Look through the records that follow. Copy every line containing the word "уровня".

=====

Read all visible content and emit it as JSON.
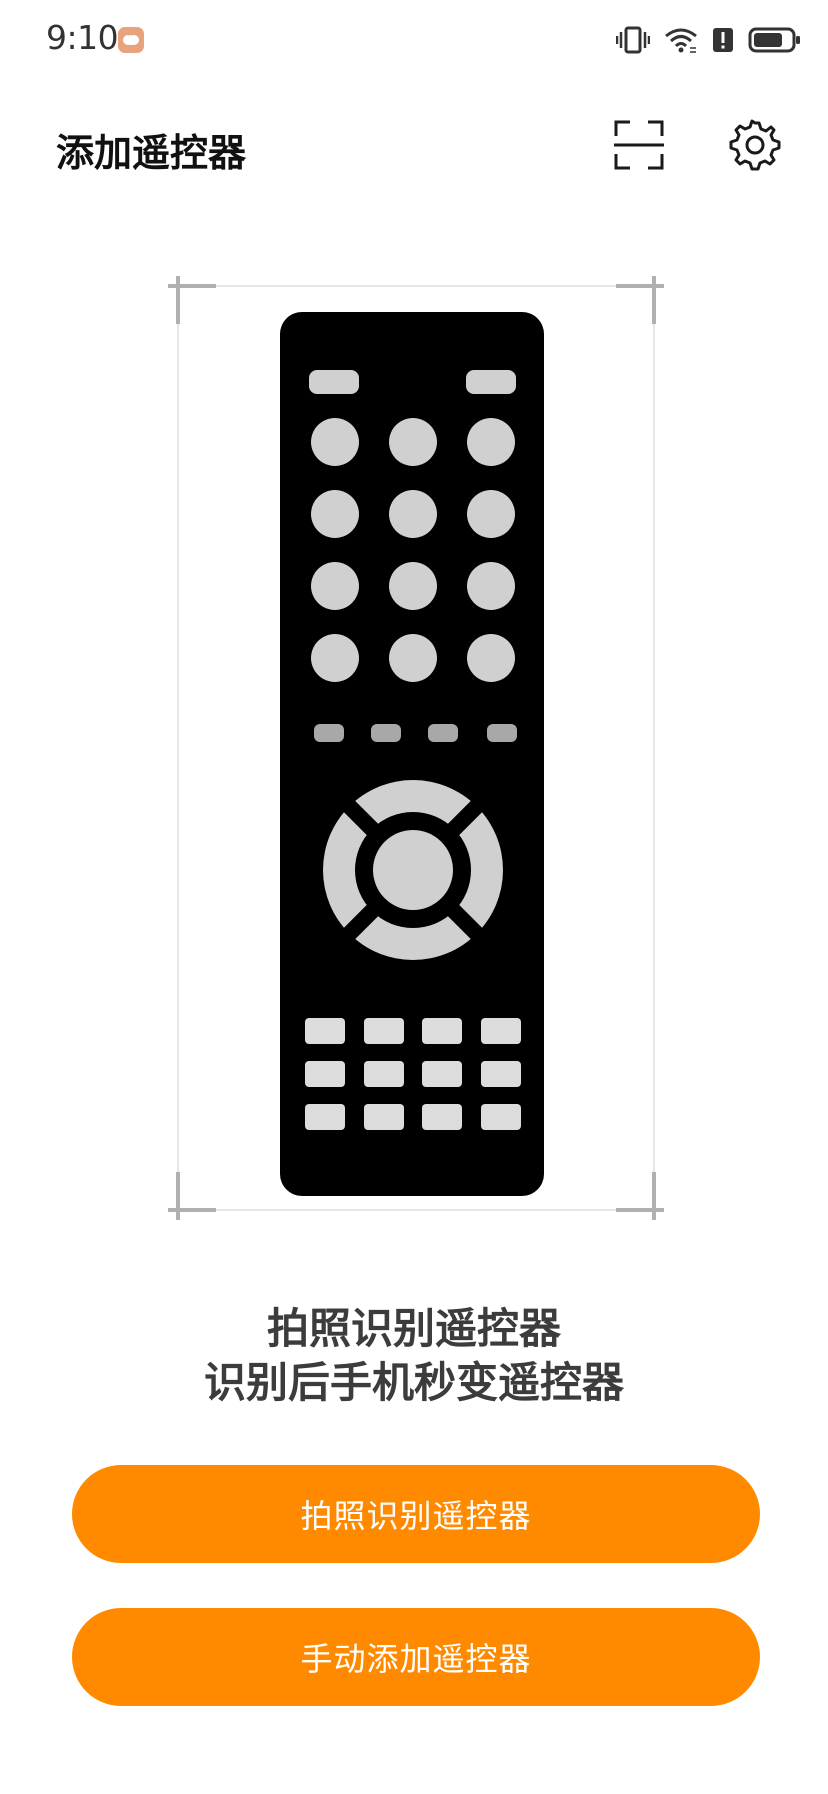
{
  "status_bar": {
    "time": "9:10",
    "notification_icon": "message-icon",
    "icons": [
      "vibrate-icon",
      "wifi-icon",
      "alert-icon",
      "battery-icon"
    ]
  },
  "app_bar": {
    "title": "添加遥控器",
    "actions": [
      "scan-icon",
      "gear-icon"
    ]
  },
  "illustration": {
    "icon": "remote-control-icon"
  },
  "caption": {
    "line1": "拍照识别遥控器",
    "line2": "识别后手机秒变遥控器"
  },
  "buttons": {
    "photo_label": "拍照识别遥控器",
    "manual_label": "手动添加遥控器"
  },
  "colors": {
    "accent": "#ff8a00",
    "remote_body": "#000000",
    "remote_keys": "#d0d0d0"
  }
}
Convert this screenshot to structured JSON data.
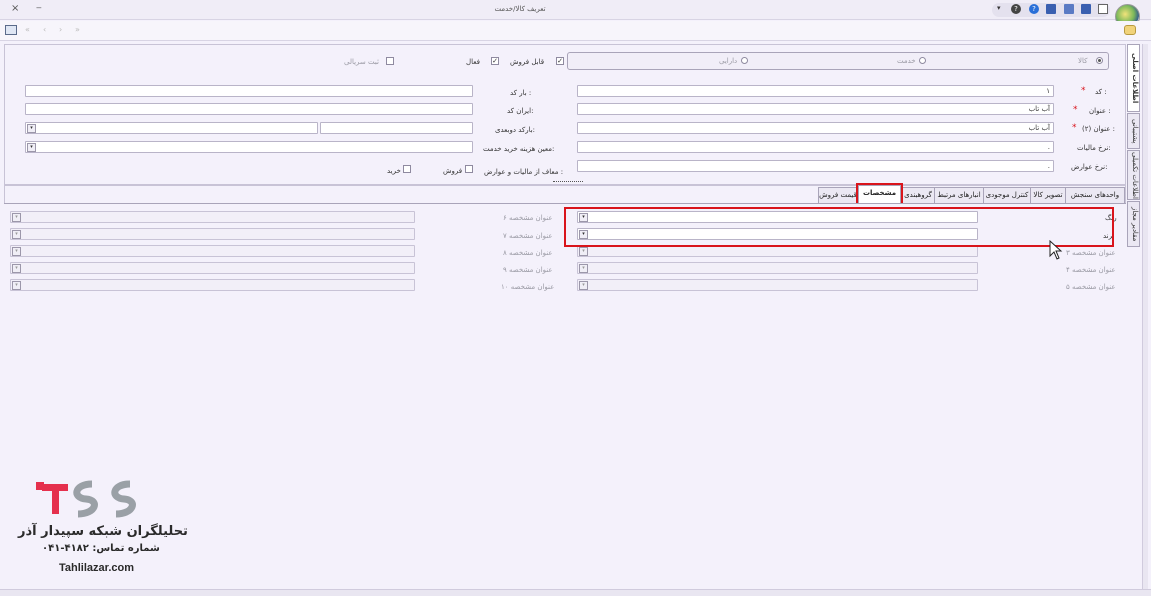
{
  "window": {
    "title": "تعریف کالا/خدمت",
    "close": "×",
    "minimize": "‒"
  },
  "nav_buttons": [
    "«",
    "‹",
    "›",
    "»"
  ],
  "type_radio": {
    "options": [
      "کالا",
      "خدمت",
      "دارایی"
    ]
  },
  "checks": {
    "sellable": "قابل فروش",
    "active": "فعال",
    "serial": "ثبت سریالی"
  },
  "form": {
    "code_label": "کد :",
    "code_value": "۱",
    "title_label": "عنوان :",
    "title_value": "آب تاب",
    "title2_label": "عنوان (۲) :",
    "title2_value": "آب تاب",
    "tax_rate_label": "نرخ مالیات:",
    "duty_rate_label": "نرخ عوارض:",
    "barcode_label": "بار کد :",
    "iran_code_label": "ایران کد:",
    "barcode2_label": "بارکد دوبعدی:",
    "cost_center_label": "معین هزینه خرید خدمت:",
    "exempt_label": "معاف از مالیات و عوارض :",
    "exempt_sell": "فروش",
    "exempt_buy": "خرید",
    "required_mark": "*",
    "dot": "."
  },
  "tabs": [
    "واحدهای سنجش",
    "تصویر کالا",
    "کنترل موجودی",
    "انبارهای مرتبط",
    "گروهبندی",
    "مشخصات",
    "قیمت فروش"
  ],
  "side_tabs": [
    "اطلاعات اصلی",
    "پشتیبانی",
    "اطلاعات تکمیلی",
    "مقادیر مجاز"
  ],
  "specs": {
    "right": [
      {
        "label": "رنگ",
        "enabled": true
      },
      {
        "label": "برند",
        "enabled": true
      },
      {
        "label": "عنوان مشخصه ۳",
        "enabled": false
      },
      {
        "label": "عنوان مشخصه ۴",
        "enabled": false
      },
      {
        "label": "عنوان مشخصه ۵",
        "enabled": false
      }
    ],
    "left": [
      {
        "label": "عنوان مشخصه ۶"
      },
      {
        "label": "عنوان مشخصه ۷"
      },
      {
        "label": "عنوان مشخصه ۸"
      },
      {
        "label": "عنوان مشخصه ۹"
      },
      {
        "label": "عنوان مشخصه ۱۰"
      }
    ]
  },
  "watermark": {
    "company": "تحلیلگران شبکه سپیدار آذر",
    "phone": "شماره تماس: ۴۱۸۲-۰۴۱",
    "site": "Tahlilazar.com"
  },
  "colors": {
    "highlight": "#d9141b",
    "brand_red": "#e5304d",
    "brand_gray": "#9aa0a6",
    "bg": "#f4f1fb"
  }
}
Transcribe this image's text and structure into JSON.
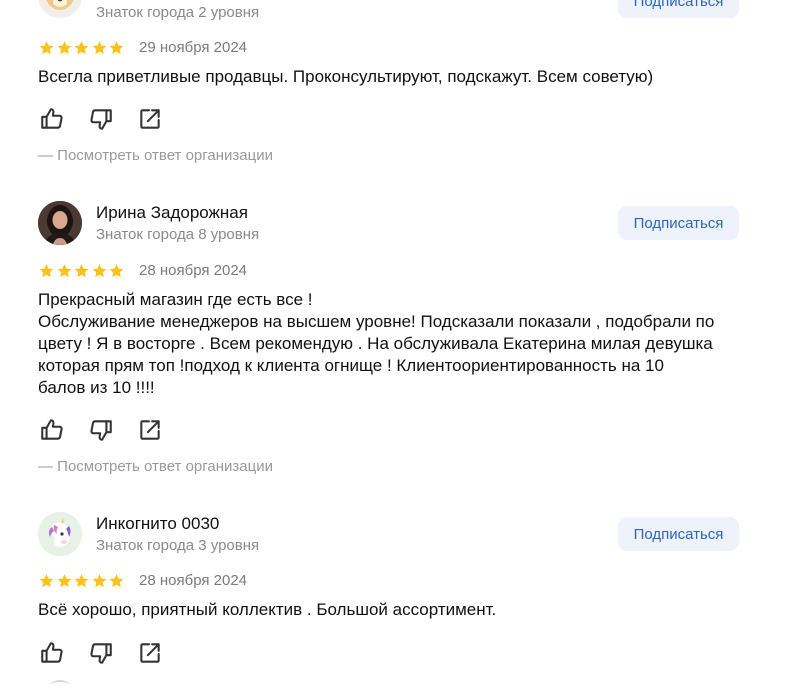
{
  "colors": {
    "star": "#fbc21b",
    "subscribe_bg": "#eef3fb",
    "subscribe_text": "#2f64b8",
    "muted": "#8a8a8a"
  },
  "reviews": [
    {
      "author": "",
      "level": "Знаток города 2 уровня",
      "subscribe_label": "Подписаться",
      "rating": 5,
      "date": "29 ноября 2024",
      "text_lines": [
        "Всегла приветливые продавцы. Проконсультируют, подскажут. Всем советую)"
      ],
      "reply_link": "— Посмотреть ответ организации",
      "avatar_icon": "animal-face-icon"
    },
    {
      "author": "Ирина Задорожная",
      "level": "Знаток города 8 уровня",
      "subscribe_label": "Подписаться",
      "rating": 5,
      "date": "28 ноября 2024",
      "text_lines": [
        "Прекрасный магазин где есть все !",
        "Обслуживание менеджеров на высшем уровне! Подсказали показали , подобрали по",
        "цвету ! Я в восторге . Всем рекомендую . На обслуживала Екатерина милая девушка",
        "которая прям топ !подход к клиента огнище ! Клиентоориентированность на 10",
        "балов из 10 !!!!"
      ],
      "reply_link": "— Посмотреть ответ организации",
      "avatar_icon": "user-photo"
    },
    {
      "author": "Инкогнито 0030",
      "level": "Знаток города 3 уровня",
      "subscribe_label": "Подписаться",
      "rating": 5,
      "date": "28 ноября 2024",
      "text_lines": [
        "Всё хорошо, приятный коллектив . Большой ассортимент."
      ],
      "avatar_icon": "unicorn-icon"
    }
  ]
}
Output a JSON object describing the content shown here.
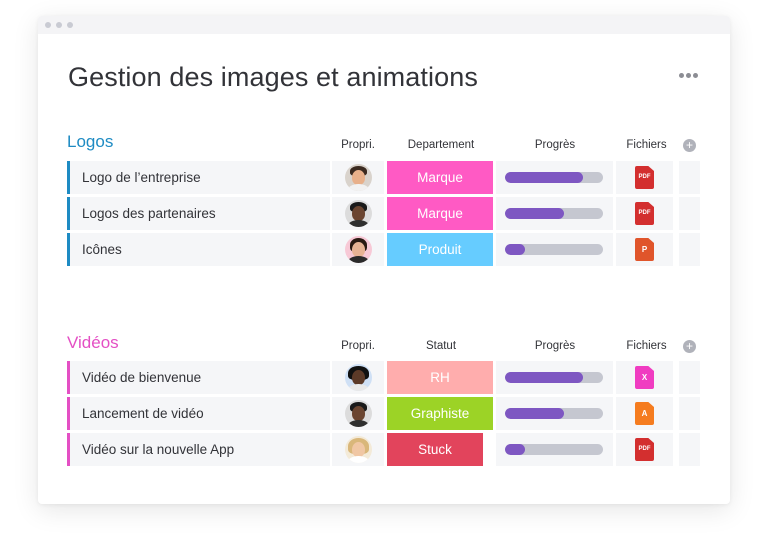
{
  "board": {
    "title": "Gestion des images et animations"
  },
  "groups": [
    {
      "title": "Logos",
      "color": "#1e8bc3",
      "columns": {
        "owner": "Propri.",
        "status": "Departement",
        "progress": "Progrès",
        "files": "Fichiers"
      },
      "rows": [
        {
          "name": "Logo de l’entreprise",
          "status": "Marque",
          "status_color": "#ff5ac4",
          "progress": 0.8,
          "file_type": "PDF",
          "file_color": "#d32f2f"
        },
        {
          "name": "Logos des partenaires",
          "status": "Marque",
          "status_color": "#ff5ac4",
          "progress": 0.6,
          "file_type": "PDF",
          "file_color": "#d32f2f"
        },
        {
          "name": "Icônes",
          "status": "Produit",
          "status_color": "#66ccff",
          "progress": 0.2,
          "file_type": "P",
          "file_color": "#e0552b"
        }
      ]
    },
    {
      "title": "Vidéos",
      "color": "#e44fc4",
      "columns": {
        "owner": "Propri.",
        "status": "Statut",
        "progress": "Progrès",
        "files": "Fichiers"
      },
      "rows": [
        {
          "name": "Vidéo de bienvenue",
          "status": "RH",
          "status_color": "#ffadad",
          "progress": 0.8,
          "file_type": "X",
          "file_color": "#f03cc1"
        },
        {
          "name": "Lancement de vidéo",
          "status": "Graphiste",
          "status_color": "#9cd326",
          "progress": 0.6,
          "file_type": "A",
          "file_color": "#f57c1f"
        },
        {
          "name": "Vidéo sur la nouvelle App",
          "status": "Stuck",
          "status_color": "#e2445c",
          "progress": 0.2,
          "file_type": "PDF",
          "file_color": "#d32f2f"
        }
      ]
    }
  ]
}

=====

FULL RESPONSE
      "level": "Знаток города 2 уровня",
      "level": "Знаток города 8 уровня",
      "level": "Знаток города 3 уровня",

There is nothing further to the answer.